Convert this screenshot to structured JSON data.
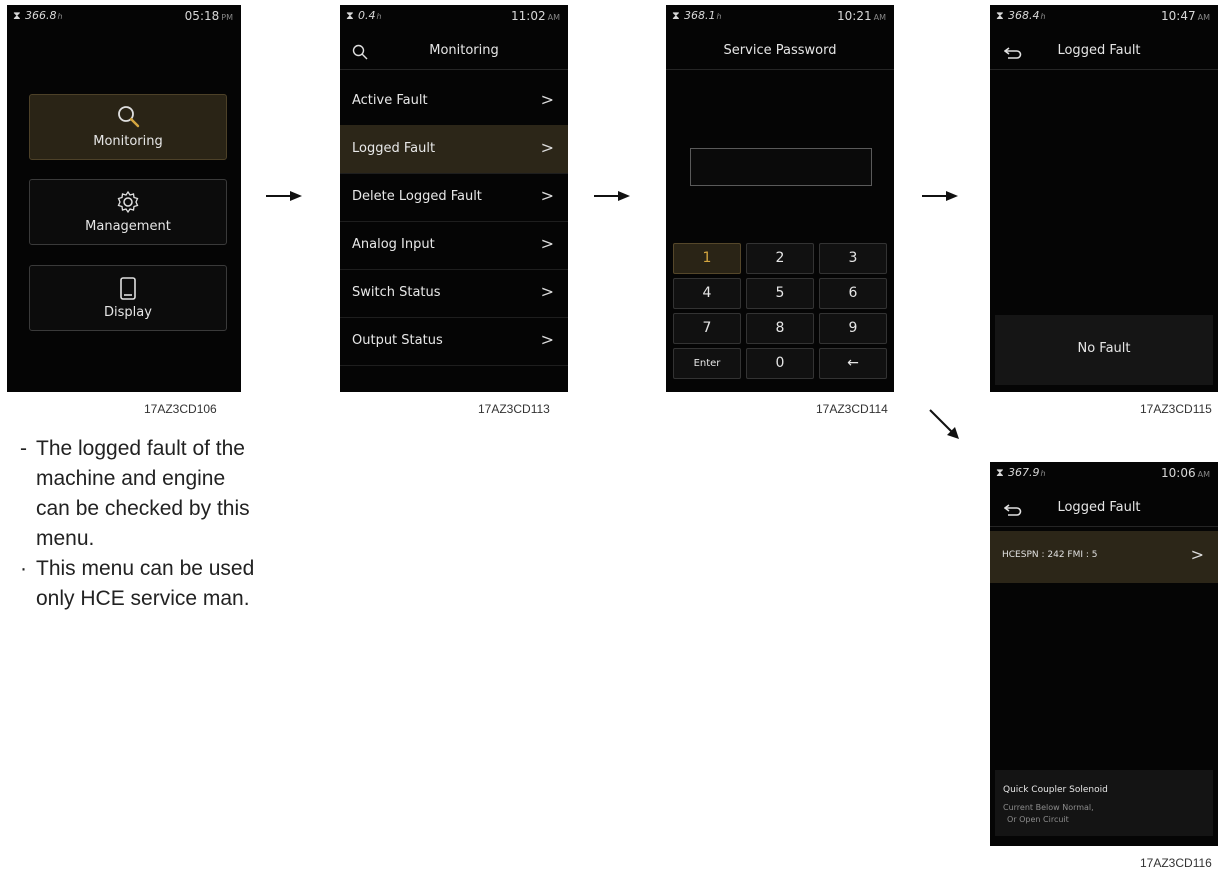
{
  "screen1": {
    "status": {
      "hours": "366.8",
      "unit": "h",
      "time": "05:18",
      "ampm": "PM"
    },
    "buttons": [
      {
        "label": "Monitoring",
        "icon": "search-icon"
      },
      {
        "label": "Management",
        "icon": "gear-icon"
      },
      {
        "label": "Display",
        "icon": "display-icon"
      }
    ],
    "caption": "17AZ3CD106"
  },
  "screen2": {
    "status": {
      "hours": "0.4",
      "unit": "h",
      "time": "11:02",
      "ampm": "AM"
    },
    "title": "Monitoring",
    "items": [
      "Active Fault",
      "Logged Fault",
      "Delete Logged Fault",
      "Analog Input",
      "Switch Status",
      "Output Status"
    ],
    "chevron": ">",
    "caption": "17AZ3CD113"
  },
  "screen3": {
    "status": {
      "hours": "368.1",
      "unit": "h",
      "time": "10:21",
      "ampm": "AM"
    },
    "title": "Service Password",
    "keys": [
      "1",
      "2",
      "3",
      "4",
      "5",
      "6",
      "7",
      "8",
      "9",
      "Enter",
      "0",
      "←"
    ],
    "caption": "17AZ3CD114"
  },
  "screen4": {
    "status": {
      "hours": "368.4",
      "unit": "h",
      "time": "10:47",
      "ampm": "AM"
    },
    "title": "Logged Fault",
    "message": "No Fault",
    "caption": "17AZ3CD115"
  },
  "screen5": {
    "status": {
      "hours": "367.9",
      "unit": "h",
      "time": "10:06",
      "ampm": "AM"
    },
    "title": "Logged Fault",
    "fault": "HCESPN : 242  FMI : 5",
    "chevron": ">",
    "detail_title": "Quick Coupler Solenoid",
    "detail_line1": "Current Below Normal,",
    "detail_line2": "Or Open Circuit",
    "caption": "17AZ3CD116"
  },
  "text": {
    "dash": "-",
    "dot": "·",
    "line1": "The logged fault of the machine and engine can be checked by this menu.",
    "line2": "This menu can be used only HCE service man."
  }
}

» **SET EXERCISE**:
List the lines that contain the word "icon".

» **THE ANSWER**:
        "icon": "search-icon"
        "icon": "gear-icon"
        "icon": "display-icon"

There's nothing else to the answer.